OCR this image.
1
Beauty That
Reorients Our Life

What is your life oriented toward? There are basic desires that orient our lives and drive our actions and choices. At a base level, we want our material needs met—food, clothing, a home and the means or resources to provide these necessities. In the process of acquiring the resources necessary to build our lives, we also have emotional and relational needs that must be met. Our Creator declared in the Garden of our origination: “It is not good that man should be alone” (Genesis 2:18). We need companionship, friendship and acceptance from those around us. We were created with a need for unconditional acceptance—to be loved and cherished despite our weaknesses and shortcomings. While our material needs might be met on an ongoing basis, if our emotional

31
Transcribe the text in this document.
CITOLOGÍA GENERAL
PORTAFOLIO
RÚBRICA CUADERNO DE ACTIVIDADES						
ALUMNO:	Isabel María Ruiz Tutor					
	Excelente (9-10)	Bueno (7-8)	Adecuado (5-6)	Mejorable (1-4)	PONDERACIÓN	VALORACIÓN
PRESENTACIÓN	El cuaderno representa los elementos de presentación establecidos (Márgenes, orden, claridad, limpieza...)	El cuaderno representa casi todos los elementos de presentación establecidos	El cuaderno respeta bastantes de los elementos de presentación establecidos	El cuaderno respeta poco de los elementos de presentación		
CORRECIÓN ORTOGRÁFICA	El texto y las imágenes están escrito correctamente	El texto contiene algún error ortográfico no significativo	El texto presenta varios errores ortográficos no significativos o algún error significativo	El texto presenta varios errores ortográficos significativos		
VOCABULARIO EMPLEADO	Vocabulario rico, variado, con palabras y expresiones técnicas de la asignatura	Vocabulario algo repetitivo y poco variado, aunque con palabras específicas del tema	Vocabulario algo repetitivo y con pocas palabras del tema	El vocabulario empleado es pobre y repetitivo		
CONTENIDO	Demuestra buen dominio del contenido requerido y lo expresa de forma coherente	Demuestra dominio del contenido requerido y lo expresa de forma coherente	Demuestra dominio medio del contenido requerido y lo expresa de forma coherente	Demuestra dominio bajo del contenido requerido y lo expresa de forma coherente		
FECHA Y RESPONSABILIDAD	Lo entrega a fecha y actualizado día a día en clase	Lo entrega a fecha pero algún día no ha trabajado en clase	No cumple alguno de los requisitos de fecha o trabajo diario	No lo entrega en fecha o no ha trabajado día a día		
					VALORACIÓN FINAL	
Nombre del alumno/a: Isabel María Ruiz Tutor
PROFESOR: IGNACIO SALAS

____

> Task requirements
Could you return all the data above exactly as it appears?

> Result below
OCR this image.
1
Beauty That
Reorients Our Life

What is your life oriented toward? There are basic desires that orient our lives and drive our actions and choices. At a base level, we want our material needs met—food, clothing, a home and the means or resources to provide these necessities. In the process of acquiring the resources necessary to build our lives, we also have emotional and relational needs that must be met. Our Creator declared in the Garden of our origination: “It is not good that man should be alone” (Genesis 2:18). We need companionship, friendship and acceptance from those around us. We were created with a need for unconditional acceptance—to be loved and cherished despite our weaknesses and shortcomings. While our material needs might be met on an ongoing basis, if our emotional

31
Transcribe the text in this document.
CITOLOGÍA GENERAL
PORTAFOLIO
RÚBRICA CUADERNO DE ACTIVIDADES						
ALUMNO:	Isabel María Ruiz Tutor					
	Excelente (9-10)	Bueno (7-8)	Adecuado (5-6)	Mejorable (1-4)	PONDERACIÓN	VALORACIÓN
PRESENTACIÓN	El cuaderno representa los elementos de presentación establecidos (Márgenes, orden, claridad, limpieza...)	El cuaderno representa casi todos los elementos de presentación establecidos	El cuaderno respeta bastantes de los elementos de presentación establecidos	El cuaderno respeta poco de los elementos de presentación		
CORRECIÓN ORTOGRÁFICA	El texto y las imágenes están escrito correctamente	El texto contiene algún error ortográfico no significativo	El texto presenta varios errores ortográficos no significativos o algún error significativo	El texto presenta varios errores ortográficos significativos		
VOCABULARIO EMPLEADO	Vocabulario rico, variado, con palabras y expresiones técnicas de la asignatura	Vocabulario algo repetitivo y poco variado, aunque con palabras específicas del tema	Vocabulario algo repetitivo y con pocas palabras del tema	El vocabulario empleado es pobre y repetitivo		
CONTENIDO	Demuestra buen dominio del contenido requerido y lo expresa de forma coherente	Demuestra dominio del contenido requerido y lo expresa de forma coherente	Demuestra dominio medio del contenido requerido y lo expresa de forma coherente	Demuestra dominio bajo del contenido requerido y lo expresa de forma coherente		
FECHA Y RESPONSABILIDAD	Lo entrega a fecha y actualizado día a día en clase	Lo entrega a fecha pero algún día no ha trabajado en clase	No cumple alguno de los requisitos de fecha o trabajo diario	No lo entrega en fecha o no ha trabajado día a día		
					VALORACIÓN FINAL	
Nombre del alumno/a: Isabel María Ruiz Tutor
PROFESOR: IGNACIO SALAS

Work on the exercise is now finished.